Prompt: Find and copy each line of the records where the string "MAGAZINE" shows up.

################

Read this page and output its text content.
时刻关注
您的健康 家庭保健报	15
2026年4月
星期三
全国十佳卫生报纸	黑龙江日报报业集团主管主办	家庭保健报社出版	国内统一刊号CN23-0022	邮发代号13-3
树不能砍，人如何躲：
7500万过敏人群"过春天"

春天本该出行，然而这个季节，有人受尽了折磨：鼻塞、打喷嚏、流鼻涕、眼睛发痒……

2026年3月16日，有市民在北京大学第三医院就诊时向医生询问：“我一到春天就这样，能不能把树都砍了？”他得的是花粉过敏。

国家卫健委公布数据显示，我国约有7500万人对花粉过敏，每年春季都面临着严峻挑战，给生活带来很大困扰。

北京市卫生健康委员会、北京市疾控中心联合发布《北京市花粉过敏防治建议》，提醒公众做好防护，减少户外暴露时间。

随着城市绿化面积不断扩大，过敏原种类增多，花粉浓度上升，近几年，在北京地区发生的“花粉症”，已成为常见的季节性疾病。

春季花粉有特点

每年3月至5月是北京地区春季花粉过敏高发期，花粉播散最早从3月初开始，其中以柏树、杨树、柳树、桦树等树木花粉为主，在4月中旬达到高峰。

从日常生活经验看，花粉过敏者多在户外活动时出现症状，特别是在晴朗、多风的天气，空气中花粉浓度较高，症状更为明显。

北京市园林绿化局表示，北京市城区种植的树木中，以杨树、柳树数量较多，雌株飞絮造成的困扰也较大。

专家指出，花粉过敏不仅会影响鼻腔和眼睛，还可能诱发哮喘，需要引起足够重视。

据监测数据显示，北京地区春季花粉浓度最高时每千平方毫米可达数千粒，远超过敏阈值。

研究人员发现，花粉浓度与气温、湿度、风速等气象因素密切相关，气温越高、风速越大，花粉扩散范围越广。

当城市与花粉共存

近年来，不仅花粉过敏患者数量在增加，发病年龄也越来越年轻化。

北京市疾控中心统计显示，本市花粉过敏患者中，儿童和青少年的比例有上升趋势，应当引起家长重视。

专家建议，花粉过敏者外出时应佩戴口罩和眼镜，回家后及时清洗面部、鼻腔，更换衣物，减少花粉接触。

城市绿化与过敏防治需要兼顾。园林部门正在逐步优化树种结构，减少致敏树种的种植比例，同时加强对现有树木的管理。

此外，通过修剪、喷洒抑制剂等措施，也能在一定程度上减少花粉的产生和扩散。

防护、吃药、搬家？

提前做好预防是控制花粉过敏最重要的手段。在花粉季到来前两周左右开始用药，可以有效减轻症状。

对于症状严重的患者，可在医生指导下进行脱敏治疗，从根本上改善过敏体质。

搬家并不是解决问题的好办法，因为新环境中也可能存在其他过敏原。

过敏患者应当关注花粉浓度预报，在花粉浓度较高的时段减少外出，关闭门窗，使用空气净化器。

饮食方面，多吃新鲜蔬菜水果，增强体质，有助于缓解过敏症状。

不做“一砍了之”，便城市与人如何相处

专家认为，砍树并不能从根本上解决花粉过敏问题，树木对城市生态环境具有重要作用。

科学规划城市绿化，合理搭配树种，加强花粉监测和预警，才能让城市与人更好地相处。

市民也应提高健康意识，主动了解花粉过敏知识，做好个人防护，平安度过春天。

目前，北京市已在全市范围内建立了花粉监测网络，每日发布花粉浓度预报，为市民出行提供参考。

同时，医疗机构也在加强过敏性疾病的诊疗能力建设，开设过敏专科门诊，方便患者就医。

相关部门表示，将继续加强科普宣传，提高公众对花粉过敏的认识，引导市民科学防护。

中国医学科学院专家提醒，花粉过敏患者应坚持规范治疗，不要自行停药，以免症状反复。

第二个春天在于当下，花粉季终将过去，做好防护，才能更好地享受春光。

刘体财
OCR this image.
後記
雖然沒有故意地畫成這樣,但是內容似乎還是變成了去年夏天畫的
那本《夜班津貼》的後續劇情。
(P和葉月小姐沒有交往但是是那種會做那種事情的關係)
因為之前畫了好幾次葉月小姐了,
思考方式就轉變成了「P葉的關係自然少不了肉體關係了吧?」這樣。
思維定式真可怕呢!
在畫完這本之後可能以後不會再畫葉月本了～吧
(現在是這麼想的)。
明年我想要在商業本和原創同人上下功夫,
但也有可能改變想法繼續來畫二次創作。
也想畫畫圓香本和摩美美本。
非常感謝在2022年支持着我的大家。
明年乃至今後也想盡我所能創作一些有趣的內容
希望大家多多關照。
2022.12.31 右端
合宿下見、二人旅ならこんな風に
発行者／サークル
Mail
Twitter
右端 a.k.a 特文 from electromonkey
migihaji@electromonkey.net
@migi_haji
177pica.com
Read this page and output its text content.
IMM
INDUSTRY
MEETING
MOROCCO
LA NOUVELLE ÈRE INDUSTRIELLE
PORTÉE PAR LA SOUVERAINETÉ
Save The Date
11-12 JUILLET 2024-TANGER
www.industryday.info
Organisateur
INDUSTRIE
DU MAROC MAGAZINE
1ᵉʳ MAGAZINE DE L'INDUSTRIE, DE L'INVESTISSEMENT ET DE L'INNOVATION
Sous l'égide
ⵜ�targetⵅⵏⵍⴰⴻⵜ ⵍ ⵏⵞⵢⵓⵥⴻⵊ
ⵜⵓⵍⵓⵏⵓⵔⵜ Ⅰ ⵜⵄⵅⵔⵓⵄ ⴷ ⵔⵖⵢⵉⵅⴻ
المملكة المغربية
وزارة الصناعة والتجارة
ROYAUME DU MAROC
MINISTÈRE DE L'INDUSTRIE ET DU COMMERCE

################

Task answer:
DU MAROC MAGAZINE
1ᵉʳ MAGAZINE DE L'INDUSTRIE, DE L'INVESTISSEMENT ET DE L'INNOVATION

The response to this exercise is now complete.